▸ Given request: The entries that follow should be written out exactly.

Recorded data:
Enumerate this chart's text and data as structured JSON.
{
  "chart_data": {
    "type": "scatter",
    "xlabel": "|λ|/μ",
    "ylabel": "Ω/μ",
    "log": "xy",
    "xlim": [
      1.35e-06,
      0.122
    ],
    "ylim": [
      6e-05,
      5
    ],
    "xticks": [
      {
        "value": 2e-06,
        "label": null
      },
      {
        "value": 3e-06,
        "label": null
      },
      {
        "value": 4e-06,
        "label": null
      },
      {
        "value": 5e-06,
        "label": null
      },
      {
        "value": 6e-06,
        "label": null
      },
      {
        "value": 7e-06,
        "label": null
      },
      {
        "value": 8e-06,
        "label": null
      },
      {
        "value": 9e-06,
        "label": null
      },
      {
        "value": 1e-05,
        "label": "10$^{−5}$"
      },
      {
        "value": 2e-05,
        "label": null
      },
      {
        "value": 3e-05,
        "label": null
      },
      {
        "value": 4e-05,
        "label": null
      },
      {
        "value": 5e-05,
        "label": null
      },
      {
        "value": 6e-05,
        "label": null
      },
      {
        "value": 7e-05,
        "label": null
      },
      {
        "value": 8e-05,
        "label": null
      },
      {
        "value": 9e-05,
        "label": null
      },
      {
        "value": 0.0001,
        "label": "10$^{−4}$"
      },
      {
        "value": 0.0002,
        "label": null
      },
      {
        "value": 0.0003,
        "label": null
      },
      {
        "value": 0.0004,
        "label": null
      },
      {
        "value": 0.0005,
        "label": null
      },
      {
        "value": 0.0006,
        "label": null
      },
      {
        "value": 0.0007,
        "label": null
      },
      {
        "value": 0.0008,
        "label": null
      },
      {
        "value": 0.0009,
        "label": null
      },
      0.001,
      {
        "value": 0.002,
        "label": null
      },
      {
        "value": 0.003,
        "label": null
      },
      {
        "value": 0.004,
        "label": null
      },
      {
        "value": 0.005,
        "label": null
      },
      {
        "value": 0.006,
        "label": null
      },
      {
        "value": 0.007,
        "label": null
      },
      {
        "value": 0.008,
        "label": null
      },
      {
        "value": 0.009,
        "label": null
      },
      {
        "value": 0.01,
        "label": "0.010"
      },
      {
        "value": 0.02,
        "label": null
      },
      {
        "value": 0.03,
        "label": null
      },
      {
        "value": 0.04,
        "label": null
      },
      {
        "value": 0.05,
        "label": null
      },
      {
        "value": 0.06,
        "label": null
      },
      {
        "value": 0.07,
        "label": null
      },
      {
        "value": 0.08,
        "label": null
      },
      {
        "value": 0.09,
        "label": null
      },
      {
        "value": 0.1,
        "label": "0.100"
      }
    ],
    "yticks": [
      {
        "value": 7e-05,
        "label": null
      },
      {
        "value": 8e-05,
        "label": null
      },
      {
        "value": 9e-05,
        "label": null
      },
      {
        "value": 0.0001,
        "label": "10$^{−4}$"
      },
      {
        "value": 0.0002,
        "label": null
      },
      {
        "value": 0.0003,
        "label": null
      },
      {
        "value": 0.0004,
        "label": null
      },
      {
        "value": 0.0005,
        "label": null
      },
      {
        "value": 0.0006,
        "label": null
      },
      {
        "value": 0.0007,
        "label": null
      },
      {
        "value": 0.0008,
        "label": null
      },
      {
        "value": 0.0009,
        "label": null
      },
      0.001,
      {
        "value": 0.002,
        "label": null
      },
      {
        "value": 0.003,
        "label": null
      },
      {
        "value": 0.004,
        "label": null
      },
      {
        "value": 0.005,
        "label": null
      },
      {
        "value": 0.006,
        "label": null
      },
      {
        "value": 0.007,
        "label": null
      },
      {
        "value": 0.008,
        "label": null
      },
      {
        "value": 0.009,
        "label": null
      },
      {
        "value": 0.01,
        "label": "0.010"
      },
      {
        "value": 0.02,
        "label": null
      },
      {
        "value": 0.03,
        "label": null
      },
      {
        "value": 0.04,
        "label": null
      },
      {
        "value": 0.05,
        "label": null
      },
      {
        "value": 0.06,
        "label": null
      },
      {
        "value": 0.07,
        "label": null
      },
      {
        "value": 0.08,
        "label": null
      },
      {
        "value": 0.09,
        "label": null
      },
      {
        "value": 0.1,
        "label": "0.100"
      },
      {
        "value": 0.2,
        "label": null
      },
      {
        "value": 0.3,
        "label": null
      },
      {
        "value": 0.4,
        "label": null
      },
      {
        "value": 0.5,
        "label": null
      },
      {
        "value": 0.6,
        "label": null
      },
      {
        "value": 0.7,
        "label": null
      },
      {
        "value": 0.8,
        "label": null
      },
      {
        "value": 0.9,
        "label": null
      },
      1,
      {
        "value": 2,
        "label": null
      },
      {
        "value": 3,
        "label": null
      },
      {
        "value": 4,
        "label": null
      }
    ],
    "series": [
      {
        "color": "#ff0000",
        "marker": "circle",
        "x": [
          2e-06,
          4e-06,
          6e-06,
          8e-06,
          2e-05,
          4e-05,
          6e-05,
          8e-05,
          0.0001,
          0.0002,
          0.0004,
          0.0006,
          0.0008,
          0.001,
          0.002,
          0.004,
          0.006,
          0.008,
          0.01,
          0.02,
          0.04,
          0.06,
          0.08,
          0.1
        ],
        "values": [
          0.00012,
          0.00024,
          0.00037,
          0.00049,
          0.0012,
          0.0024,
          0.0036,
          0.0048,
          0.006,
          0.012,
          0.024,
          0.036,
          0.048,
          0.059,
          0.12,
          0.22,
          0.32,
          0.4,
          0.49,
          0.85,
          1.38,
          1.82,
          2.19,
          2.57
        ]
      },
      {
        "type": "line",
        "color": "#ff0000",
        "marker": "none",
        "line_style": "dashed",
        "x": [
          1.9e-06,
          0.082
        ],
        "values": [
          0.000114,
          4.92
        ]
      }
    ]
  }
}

▸ The response:
Enumerate this chart's text and data as structured JSON.
{
  "chart_data": {
    "type": "scatter",
    "xlabel": "|λ|/μ",
    "ylabel": "Ω/μ",
    "log": "xy",
    "xlim": [
      1.35e-06,
      0.122
    ],
    "ylim": [
      6e-05,
      5
    ],
    "xticks": [
      {
        "value": 2e-06,
        "label": null
      },
      {
        "value": 3e-06,
        "label": null
      },
      {
        "value": 4e-06,
        "label": null
      },
      {
        "value": 5e-06,
        "label": null
      },
      {
        "value": 6e-06,
        "label": null
      },
      {
        "value": 7e-06,
        "label": null
      },
      {
        "value": 8e-06,
        "label": null
      },
      {
        "value": 9e-06,
        "label": null
      },
      {
        "value": 1e-05,
        "label": "10$^{−5}$"
      },
      {
        "value": 2e-05,
        "label": null
      },
      {
        "value": 3e-05,
        "label": null
      },
      {
        "value": 4e-05,
        "label": null
      },
      {
        "value": 5e-05,
        "label": null
      },
      {
        "value": 6e-05,
        "label": null
      },
      {
        "value": 7e-05,
        "label": null
      },
      {
        "value": 8e-05,
        "label": null
      },
      {
        "value": 9e-05,
        "label": null
      },
      {
        "value": 0.0001,
        "label": "10$^{−4}$"
      },
      {
        "value": 0.0002,
        "label": null
      },
      {
        "value": 0.0003,
        "label": null
      },
      {
        "value": 0.0004,
        "label": null
      },
      {
        "value": 0.0005,
        "label": null
      },
      {
        "value": 0.0006,
        "label": null
      },
      {
        "value": 0.0007,
        "label": null
      },
      {
        "value": 0.0008,
        "label": null
      },
      {
        "value": 0.0009,
        "label": null
      },
      0.001,
      {
        "value": 0.002,
        "label": null
      },
      {
        "value": 0.003,
        "label": null
      },
      {
        "value": 0.004,
        "label": null
      },
      {
        "value": 0.005,
        "label": null
      },
      {
        "value": 0.006,
        "label": null
      },
      {
        "value": 0.007,
        "label": null
      },
      {
        "value": 0.008,
        "label": null
      },
      {
        "value": 0.009,
        "label": null
      },
      {
        "value": 0.01,
        "label": "0.010"
      },
      {
        "value": 0.02,
        "label": null
      },
      {
        "value": 0.03,
        "label": null
      },
      {
        "value": 0.04,
        "label": null
      },
      {
        "value": 0.05,
        "label": null
      },
      {
        "value": 0.06,
        "label": null
      },
      {
        "value": 0.07,
        "label": null
      },
      {
        "value": 0.08,
        "label": null
      },
      {
        "value": 0.09,
        "label": null
      },
      {
        "value": 0.1,
        "label": "0.100"
      }
    ],
    "yticks": [
      {
        "value": 7e-05,
        "label": null
      },
      {
        "value": 8e-05,
        "label": null
      },
      {
        "value": 9e-05,
        "label": null
      },
      {
        "value": 0.0001,
        "label": "10$^{−4}$"
      },
      {
        "value": 0.0002,
        "label": null
      },
      {
        "value": 0.0003,
        "label": null
      },
      {
        "value": 0.0004,
        "label": null
      },
      {
        "value": 0.0005,
        "label": null
      },
      {
        "value": 0.0006,
        "label": null
      },
      {
        "value": 0.0007,
        "label": null
      },
      {
        "value": 0.0008,
        "label": null
      },
      {
        "value": 0.0009,
        "label": null
      },
      0.001,
      {
        "value": 0.002,
        "label": null
      },
      {
        "value": 0.003,
        "label": null
      },
      {
        "value": 0.004,
        "label": null
      },
      {
        "value": 0.005,
        "label": null
      },
      {
        "value": 0.006,
        "label": null
      },
      {
        "value": 0.007,
        "label": null
      },
      {
        "value": 0.008,
        "label": null
      },
      {
        "value": 0.009,
        "label": null
      },
      {
        "value": 0.01,
        "label": "0.010"
      },
      {
        "value": 0.02,
        "label": null
      },
      {
        "value": 0.03,
        "label": null
      },
      {
        "value": 0.04,
        "label": null
      },
      {
        "value": 0.05,
        "label": null
      },
      {
        "value": 0.06,
        "label": null
      },
      {
        "value": 0.07,
        "label": null
      },
      {
        "value": 0.08,
        "label": null
      },
      {
        "value": 0.09,
        "label": null
      },
      {
        "value": 0.1,
        "label": "0.100"
      },
      {
        "value": 0.2,
        "label": null
      },
      {
        "value": 0.3,
        "label": null
      },
      {
        "value": 0.4,
        "label": null
      },
      {
        "value": 0.5,
        "label": null
      },
      {
        "value": 0.6,
        "label": null
      },
      {
        "value": 0.7,
        "label": null
      },
      {
        "value": 0.8,
        "label": null
      },
      {
        "value": 0.9,
        "label": null
      },
      1,
      {
        "value": 2,
        "label": null
      },
      {
        "value": 3,
        "label": null
      },
      {
        "value": 4,
        "label": null
      }
    ],
    "series": [
      {
        "color": "#ff0000",
        "marker": "circle",
        "x": [
          2e-06,
          4e-06,
          6e-06,
          8e-06,
          2e-05,
          4e-05,
          6e-05,
          8e-05,
          0.0001,
          0.0002,
          0.0004,
          0.0006,
          0.0008,
          0.001,
          0.002,
          0.004,
          0.006,
          0.008,
          0.01,
          0.02,
          0.04,
          0.06,
          0.08,
          0.1
        ],
        "values": [
          0.00012,
          0.00024,
          0.00037,
          0.00049,
          0.0012,
          0.0024,
          0.0036,
          0.0048,
          0.006,
          0.012,
          0.024,
          0.036,
          0.048,
          0.059,
          0.12,
          0.22,
          0.32,
          0.4,
          0.49,
          0.85,
          1.38,
          1.82,
          2.19,
          2.57
        ]
      },
      {
        "type": "line",
        "color": "#ff0000",
        "marker": "none",
        "line_style": "dashed",
        "x": [
          1.9e-06,
          0.082
        ],
        "values": [
          0.000114,
          4.92
        ]
      }
    ]
  }
}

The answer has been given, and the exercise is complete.